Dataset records
((

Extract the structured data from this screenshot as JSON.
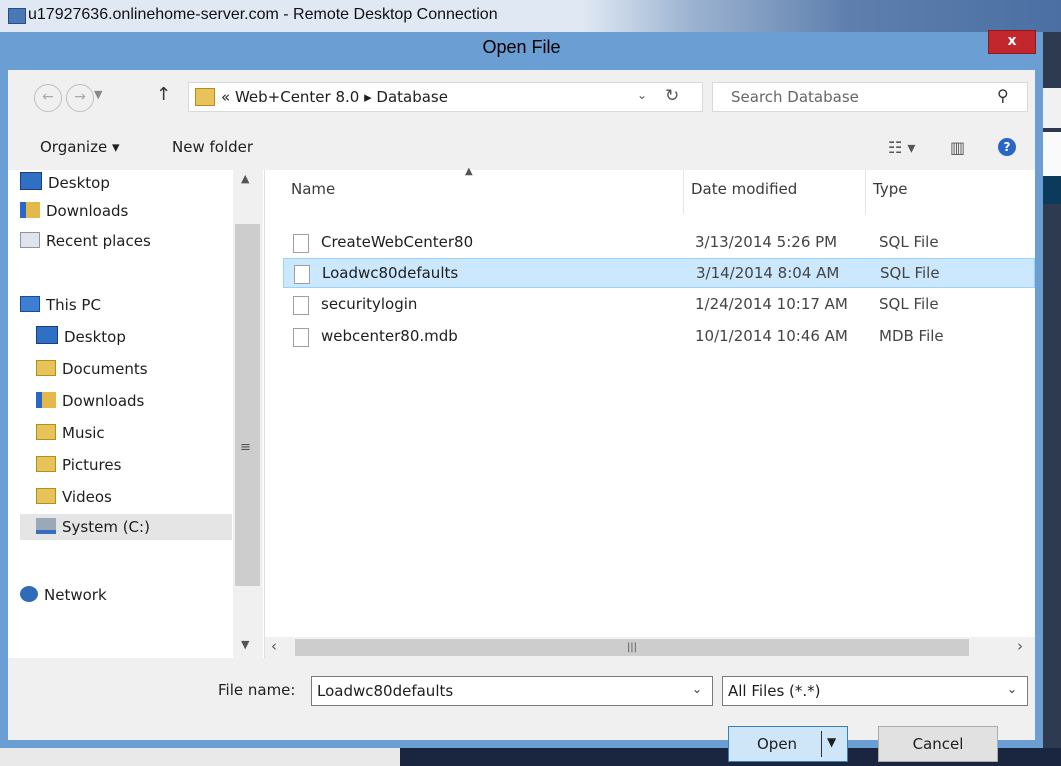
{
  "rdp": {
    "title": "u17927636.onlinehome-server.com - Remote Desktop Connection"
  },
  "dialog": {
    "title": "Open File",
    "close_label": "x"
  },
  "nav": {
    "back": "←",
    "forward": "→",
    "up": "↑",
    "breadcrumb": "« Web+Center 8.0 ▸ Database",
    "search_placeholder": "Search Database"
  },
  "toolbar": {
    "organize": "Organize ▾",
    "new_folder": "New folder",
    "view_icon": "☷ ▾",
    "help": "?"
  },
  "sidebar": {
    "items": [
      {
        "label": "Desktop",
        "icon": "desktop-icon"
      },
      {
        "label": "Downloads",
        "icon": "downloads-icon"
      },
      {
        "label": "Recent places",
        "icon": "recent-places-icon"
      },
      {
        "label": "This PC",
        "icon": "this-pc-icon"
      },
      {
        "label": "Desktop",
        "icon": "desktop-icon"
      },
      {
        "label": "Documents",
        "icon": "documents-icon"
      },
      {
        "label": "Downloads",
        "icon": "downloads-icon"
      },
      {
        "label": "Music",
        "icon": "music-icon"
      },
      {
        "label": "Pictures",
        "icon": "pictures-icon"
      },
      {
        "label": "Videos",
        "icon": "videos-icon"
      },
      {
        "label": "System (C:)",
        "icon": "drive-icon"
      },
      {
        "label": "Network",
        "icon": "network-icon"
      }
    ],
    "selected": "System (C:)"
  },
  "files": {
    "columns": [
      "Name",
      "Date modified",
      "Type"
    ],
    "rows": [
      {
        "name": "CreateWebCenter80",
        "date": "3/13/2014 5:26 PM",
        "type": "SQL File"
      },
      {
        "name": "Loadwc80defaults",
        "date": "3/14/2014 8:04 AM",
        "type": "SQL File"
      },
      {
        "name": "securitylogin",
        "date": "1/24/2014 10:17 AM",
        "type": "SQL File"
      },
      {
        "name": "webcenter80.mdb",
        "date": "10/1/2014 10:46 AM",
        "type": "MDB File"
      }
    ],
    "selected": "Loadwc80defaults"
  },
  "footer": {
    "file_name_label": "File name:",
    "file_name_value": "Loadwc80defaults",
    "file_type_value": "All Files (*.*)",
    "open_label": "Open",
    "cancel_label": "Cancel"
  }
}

))

> _Directions for this task_
In the listing above, find the lines holding the word "title" and copy them.

> _Solved problem_
    "title": "u17927636.onlinehome-server.com - Remote Desktop Connection"
    "title": "Open File",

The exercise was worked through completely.